DATA EXTRACT:
========================

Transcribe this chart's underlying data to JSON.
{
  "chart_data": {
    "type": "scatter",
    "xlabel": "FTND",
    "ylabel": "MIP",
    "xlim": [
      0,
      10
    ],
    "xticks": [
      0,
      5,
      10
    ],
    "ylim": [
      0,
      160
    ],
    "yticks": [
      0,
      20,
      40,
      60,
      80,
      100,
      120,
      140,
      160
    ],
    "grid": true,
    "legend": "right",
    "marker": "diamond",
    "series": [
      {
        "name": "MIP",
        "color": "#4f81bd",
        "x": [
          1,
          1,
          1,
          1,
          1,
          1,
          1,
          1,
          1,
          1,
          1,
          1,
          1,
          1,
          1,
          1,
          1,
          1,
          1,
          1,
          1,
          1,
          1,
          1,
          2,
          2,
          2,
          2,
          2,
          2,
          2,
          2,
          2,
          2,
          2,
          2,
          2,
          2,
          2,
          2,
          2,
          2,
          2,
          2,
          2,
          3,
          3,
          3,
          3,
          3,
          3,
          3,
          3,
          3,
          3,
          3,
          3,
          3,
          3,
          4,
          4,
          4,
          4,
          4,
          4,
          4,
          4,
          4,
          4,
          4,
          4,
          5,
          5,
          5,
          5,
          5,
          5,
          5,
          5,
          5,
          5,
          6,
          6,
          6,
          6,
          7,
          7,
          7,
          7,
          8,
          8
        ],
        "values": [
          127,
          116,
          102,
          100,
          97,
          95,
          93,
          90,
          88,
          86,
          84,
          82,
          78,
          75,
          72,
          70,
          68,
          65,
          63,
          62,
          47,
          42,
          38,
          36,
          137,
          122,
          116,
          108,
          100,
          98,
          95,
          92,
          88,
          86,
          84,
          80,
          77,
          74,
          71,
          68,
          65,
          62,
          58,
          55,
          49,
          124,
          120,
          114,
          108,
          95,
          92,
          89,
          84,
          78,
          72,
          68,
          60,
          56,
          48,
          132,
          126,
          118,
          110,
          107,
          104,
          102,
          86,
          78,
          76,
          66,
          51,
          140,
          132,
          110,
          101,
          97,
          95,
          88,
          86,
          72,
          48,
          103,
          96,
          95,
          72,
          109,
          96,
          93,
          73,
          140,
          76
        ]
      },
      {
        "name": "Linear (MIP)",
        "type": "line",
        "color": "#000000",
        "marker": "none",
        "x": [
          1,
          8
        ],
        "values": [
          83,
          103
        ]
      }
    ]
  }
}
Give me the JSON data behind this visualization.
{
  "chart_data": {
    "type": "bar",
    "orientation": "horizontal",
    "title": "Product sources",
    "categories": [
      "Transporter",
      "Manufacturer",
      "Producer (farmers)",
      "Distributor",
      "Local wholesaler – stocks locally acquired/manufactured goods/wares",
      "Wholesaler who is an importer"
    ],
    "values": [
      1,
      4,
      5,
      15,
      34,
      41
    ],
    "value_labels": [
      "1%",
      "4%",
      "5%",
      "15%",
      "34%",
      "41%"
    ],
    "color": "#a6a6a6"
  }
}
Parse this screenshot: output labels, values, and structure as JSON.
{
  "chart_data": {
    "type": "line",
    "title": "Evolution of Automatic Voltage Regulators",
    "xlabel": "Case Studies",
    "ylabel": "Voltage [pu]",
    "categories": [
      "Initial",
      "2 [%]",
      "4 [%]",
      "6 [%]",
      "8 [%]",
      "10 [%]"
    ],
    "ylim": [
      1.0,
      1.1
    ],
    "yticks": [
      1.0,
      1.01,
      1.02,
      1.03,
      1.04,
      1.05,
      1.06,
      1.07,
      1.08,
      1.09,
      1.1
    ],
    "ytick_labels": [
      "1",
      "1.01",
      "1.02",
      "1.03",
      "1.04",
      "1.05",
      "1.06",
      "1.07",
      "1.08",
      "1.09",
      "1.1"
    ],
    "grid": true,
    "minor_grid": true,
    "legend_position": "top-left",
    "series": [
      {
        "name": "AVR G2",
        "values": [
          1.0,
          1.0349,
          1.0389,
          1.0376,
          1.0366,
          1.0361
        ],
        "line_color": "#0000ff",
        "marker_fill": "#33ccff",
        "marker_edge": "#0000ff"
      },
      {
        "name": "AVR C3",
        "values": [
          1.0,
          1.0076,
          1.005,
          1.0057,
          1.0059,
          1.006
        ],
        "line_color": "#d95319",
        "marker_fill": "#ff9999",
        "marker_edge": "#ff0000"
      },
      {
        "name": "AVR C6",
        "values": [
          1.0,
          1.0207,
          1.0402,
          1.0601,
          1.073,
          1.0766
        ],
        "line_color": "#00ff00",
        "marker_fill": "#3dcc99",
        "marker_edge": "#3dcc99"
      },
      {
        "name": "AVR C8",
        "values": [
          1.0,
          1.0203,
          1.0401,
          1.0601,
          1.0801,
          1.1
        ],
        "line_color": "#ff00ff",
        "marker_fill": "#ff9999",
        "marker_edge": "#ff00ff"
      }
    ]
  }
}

========================

WHAT THIS TASK INVOLVES:
Print every line of the records exactly. Omit nothing.

ANSWER FOR THIS EXERCISE:
Transcribe this chart's underlying data to JSON.
{
  "chart_data": {
    "type": "scatter",
    "xlabel": "FTND",
    "ylabel": "MIP",
    "xlim": [
      0,
      10
    ],
    "xticks": [
      0,
      5,
      10
    ],
    "ylim": [
      0,
      160
    ],
    "yticks": [
      0,
      20,
      40,
      60,
      80,
      100,
      120,
      140,
      160
    ],
    "grid": true,
    "legend": "right",
    "marker": "diamond",
    "series": [
      {
        "name": "MIP",
        "color": "#4f81bd",
        "x": [
          1,
          1,
          1,
          1,
          1,
          1,
          1,
          1,
          1,
          1,
          1,
          1,
          1,
          1,
          1,
          1,
          1,
          1,
          1,
          1,
          1,
          1,
          1,
          1,
          2,
          2,
          2,
          2,
          2,
          2,
          2,
          2,
          2,
          2,
          2,
          2,
          2,
          2,
          2,
          2,
          2,
          2,
          2,
          2,
          2,
          3,
          3,
          3,
          3,
          3,
          3,
          3,
          3,
          3,
          3,
          3,
          3,
          3,
          3,
          4,
          4,
          4,
          4,
          4,
          4,
          4,
          4,
          4,
          4,
          4,
          4,
          5,
          5,
          5,
          5,
          5,
          5,
          5,
          5,
          5,
          5,
          6,
          6,
          6,
          6,
          7,
          7,
          7,
          7,
          8,
          8
        ],
        "values": [
          127,
          116,
          102,
          100,
          97,
          95,
          93,
          90,
          88,
          86,
          84,
          82,
          78,
          75,
          72,
          70,
          68,
          65,
          63,
          62,
          47,
          42,
          38,
          36,
          137,
          122,
          116,
          108,
          100,
          98,
          95,
          92,
          88,
          86,
          84,
          80,
          77,
          74,
          71,
          68,
          65,
          62,
          58,
          55,
          49,
          124,
          120,
          114,
          108,
          95,
          92,
          89,
          84,
          78,
          72,
          68,
          60,
          56,
          48,
          132,
          126,
          118,
          110,
          107,
          104,
          102,
          86,
          78,
          76,
          66,
          51,
          140,
          132,
          110,
          101,
          97,
          95,
          88,
          86,
          72,
          48,
          103,
          96,
          95,
          72,
          109,
          96,
          93,
          73,
          140,
          76
        ]
      },
      {
        "name": "Linear (MIP)",
        "type": "line",
        "color": "#000000",
        "marker": "none",
        "x": [
          1,
          8
        ],
        "values": [
          83,
          103
        ]
      }
    ]
  }
}
Give me the JSON data behind this visualization.
{
  "chart_data": {
    "type": "bar",
    "orientation": "horizontal",
    "title": "Product sources",
    "categories": [
      "Transporter",
      "Manufacturer",
      "Producer (farmers)",
      "Distributor",
      "Local wholesaler – stocks locally acquired/manufactured goods/wares",
      "Wholesaler who is an importer"
    ],
    "values": [
      1,
      4,
      5,
      15,
      34,
      41
    ],
    "value_labels": [
      "1%",
      "4%",
      "5%",
      "15%",
      "34%",
      "41%"
    ],
    "color": "#a6a6a6"
  }
}
Parse this screenshot: output labels, values, and structure as JSON.
{
  "chart_data": {
    "type": "line",
    "title": "Evolution of Automatic Voltage Regulators",
    "xlabel": "Case Studies",
    "ylabel": "Voltage [pu]",
    "categories": [
      "Initial",
      "2 [%]",
      "4 [%]",
      "6 [%]",
      "8 [%]",
      "10 [%]"
    ],
    "ylim": [
      1.0,
      1.1
    ],
    "yticks": [
      1.0,
      1.01,
      1.02,
      1.03,
      1.04,
      1.05,
      1.06,
      1.07,
      1.08,
      1.09,
      1.1
    ],
    "ytick_labels": [
      "1",
      "1.01",
      "1.02",
      "1.03",
      "1.04",
      "1.05",
      "1.06",
      "1.07",
      "1.08",
      "1.09",
      "1.1"
    ],
    "grid": true,
    "minor_grid": true,
    "legend_position": "top-left",
    "series": [
      {
        "name": "AVR G2",
        "values": [
          1.0,
          1.0349,
          1.0389,
          1.0376,
          1.0366,
          1.0361
        ],
        "line_color": "#0000ff",
        "marker_fill": "#33ccff",
        "marker_edge": "#0000ff"
      },
      {
        "name": "AVR C3",
        "values": [
          1.0,
          1.0076,
          1.005,
          1.0057,
          1.0059,
          1.006
        ],
        "line_color": "#d95319",
        "marker_fill": "#ff9999",
        "marker_edge": "#ff0000"
      },
      {
        "name": "AVR C6",
        "values": [
          1.0,
          1.0207,
          1.0402,
          1.0601,
          1.073,
          1.0766
        ],
        "line_color": "#00ff00",
        "marker_fill": "#3dcc99",
        "marker_edge": "#3dcc99"
      },
      {
        "name": "AVR C8",
        "values": [
          1.0,
          1.0203,
          1.0401,
          1.0601,
          1.0801,
          1.1
        ],
        "line_color": "#ff00ff",
        "marker_fill": "#ff9999",
        "marker_edge": "#ff00ff"
      }
    ]
  }
}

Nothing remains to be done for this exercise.